> Provided information:
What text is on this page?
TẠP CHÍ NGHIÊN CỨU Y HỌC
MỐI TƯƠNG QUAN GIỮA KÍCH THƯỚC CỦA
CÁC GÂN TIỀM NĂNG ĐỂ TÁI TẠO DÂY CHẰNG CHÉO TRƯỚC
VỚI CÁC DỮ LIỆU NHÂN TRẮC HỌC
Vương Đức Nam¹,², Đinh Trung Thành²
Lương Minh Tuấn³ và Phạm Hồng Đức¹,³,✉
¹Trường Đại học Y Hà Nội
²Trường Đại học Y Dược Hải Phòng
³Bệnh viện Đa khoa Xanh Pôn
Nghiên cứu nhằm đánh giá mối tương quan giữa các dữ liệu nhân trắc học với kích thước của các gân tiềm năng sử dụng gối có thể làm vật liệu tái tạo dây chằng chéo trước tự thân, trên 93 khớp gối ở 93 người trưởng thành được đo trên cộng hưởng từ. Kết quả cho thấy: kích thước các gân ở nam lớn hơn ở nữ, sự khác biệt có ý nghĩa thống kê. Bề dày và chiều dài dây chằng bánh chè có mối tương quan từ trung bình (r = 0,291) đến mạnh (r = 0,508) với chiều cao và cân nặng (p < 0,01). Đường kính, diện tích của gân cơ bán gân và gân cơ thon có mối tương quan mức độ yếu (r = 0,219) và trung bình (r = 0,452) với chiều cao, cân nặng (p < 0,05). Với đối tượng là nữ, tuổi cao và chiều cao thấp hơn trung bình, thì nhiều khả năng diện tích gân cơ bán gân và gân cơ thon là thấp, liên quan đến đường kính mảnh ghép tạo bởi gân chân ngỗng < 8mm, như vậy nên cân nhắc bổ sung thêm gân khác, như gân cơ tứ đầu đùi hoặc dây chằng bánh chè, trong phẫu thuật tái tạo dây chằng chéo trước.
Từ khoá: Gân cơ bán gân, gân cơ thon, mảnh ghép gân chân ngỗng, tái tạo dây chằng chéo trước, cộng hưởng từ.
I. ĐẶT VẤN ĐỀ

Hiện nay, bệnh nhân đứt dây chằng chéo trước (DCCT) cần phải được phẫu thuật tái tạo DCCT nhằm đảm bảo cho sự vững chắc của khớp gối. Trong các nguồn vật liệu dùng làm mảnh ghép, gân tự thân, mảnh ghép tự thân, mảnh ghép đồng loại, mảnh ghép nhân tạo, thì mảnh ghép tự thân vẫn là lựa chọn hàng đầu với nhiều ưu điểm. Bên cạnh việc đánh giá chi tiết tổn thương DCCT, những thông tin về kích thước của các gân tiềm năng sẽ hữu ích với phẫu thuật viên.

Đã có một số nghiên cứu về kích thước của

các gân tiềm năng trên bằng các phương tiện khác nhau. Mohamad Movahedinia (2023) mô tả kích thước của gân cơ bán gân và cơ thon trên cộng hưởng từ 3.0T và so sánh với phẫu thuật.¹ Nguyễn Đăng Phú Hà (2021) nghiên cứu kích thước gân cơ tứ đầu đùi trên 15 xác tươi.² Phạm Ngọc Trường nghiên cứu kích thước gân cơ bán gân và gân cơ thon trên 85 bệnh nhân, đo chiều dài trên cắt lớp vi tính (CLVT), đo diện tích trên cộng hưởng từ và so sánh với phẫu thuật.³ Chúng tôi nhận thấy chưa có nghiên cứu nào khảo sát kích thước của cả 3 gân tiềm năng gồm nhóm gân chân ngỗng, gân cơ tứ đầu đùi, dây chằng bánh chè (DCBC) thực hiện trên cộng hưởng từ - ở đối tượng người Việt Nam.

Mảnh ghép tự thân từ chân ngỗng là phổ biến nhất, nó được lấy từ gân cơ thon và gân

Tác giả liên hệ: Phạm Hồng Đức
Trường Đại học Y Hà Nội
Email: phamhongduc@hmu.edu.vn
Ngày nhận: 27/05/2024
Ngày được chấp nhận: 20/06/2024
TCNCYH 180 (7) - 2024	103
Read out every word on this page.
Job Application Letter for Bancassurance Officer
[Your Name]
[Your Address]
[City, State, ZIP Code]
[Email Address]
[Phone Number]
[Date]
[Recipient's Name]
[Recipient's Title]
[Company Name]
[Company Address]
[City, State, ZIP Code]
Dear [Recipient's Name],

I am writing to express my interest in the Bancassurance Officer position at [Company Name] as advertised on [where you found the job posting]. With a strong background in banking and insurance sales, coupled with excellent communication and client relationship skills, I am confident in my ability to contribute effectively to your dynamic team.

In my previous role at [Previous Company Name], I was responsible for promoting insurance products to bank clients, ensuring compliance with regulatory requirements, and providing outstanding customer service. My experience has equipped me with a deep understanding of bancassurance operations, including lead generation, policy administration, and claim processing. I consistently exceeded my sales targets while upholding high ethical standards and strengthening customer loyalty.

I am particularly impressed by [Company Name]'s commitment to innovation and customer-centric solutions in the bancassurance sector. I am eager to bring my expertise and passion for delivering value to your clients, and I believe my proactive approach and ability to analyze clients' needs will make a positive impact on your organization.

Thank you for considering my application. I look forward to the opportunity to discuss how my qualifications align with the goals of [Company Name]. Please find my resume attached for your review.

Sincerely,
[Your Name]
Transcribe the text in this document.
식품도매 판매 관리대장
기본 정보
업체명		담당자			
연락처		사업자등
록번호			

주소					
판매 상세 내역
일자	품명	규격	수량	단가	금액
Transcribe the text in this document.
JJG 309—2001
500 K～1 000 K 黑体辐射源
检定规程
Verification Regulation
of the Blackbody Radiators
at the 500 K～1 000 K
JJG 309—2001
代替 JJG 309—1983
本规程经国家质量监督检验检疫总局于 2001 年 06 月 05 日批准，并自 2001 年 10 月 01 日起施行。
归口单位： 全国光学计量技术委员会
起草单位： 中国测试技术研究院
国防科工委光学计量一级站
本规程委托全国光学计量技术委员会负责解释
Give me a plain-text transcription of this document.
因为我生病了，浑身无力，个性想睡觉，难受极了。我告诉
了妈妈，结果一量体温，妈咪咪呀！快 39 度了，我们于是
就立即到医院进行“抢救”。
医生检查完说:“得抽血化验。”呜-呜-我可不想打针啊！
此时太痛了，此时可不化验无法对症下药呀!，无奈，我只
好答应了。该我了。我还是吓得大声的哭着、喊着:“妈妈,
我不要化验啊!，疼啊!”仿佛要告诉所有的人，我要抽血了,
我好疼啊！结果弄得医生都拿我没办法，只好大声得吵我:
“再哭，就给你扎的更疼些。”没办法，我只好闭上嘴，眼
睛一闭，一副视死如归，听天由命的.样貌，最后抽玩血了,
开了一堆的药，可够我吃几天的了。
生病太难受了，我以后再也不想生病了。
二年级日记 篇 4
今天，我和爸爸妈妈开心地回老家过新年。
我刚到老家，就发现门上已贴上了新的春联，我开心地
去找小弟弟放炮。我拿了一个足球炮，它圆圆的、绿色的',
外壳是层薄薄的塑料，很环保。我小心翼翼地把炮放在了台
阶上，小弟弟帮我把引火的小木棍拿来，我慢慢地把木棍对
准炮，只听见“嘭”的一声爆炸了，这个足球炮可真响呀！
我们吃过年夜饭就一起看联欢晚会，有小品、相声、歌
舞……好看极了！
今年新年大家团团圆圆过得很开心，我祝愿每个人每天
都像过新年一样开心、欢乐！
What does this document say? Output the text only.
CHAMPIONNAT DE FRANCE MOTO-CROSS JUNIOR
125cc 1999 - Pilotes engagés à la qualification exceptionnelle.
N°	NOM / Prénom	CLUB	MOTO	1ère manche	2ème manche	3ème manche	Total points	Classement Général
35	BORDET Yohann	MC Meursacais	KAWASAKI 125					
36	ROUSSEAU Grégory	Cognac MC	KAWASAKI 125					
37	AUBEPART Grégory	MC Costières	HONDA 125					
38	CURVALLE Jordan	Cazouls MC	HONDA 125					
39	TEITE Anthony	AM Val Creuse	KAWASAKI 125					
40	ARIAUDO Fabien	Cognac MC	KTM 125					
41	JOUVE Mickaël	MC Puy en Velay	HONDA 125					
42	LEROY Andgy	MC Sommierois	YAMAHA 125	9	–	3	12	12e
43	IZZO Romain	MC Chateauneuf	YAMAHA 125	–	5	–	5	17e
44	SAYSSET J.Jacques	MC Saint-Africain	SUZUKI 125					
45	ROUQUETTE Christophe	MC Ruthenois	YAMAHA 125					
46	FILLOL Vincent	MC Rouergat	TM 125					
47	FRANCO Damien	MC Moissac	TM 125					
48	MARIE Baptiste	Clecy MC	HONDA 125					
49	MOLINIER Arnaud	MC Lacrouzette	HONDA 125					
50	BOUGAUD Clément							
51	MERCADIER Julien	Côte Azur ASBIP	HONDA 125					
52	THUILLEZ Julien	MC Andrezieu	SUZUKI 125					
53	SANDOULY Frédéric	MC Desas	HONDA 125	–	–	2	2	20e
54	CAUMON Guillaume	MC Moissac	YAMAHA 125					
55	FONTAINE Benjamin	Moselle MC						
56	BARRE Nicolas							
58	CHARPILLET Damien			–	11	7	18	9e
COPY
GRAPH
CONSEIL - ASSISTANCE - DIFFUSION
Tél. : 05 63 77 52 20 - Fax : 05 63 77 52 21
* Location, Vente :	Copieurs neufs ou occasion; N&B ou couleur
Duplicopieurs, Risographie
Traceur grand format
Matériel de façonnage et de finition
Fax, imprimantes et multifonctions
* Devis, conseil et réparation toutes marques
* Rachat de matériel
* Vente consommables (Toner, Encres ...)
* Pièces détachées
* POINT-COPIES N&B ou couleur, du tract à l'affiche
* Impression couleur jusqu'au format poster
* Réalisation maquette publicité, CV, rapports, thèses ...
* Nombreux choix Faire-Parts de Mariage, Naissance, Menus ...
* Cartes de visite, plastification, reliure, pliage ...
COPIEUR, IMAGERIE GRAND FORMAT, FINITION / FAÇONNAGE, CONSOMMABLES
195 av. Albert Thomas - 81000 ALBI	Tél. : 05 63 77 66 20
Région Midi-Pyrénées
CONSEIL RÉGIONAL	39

> Written request:
Count the lines of the data that include the string "Recipient", and give only that number.

> Answer below:
3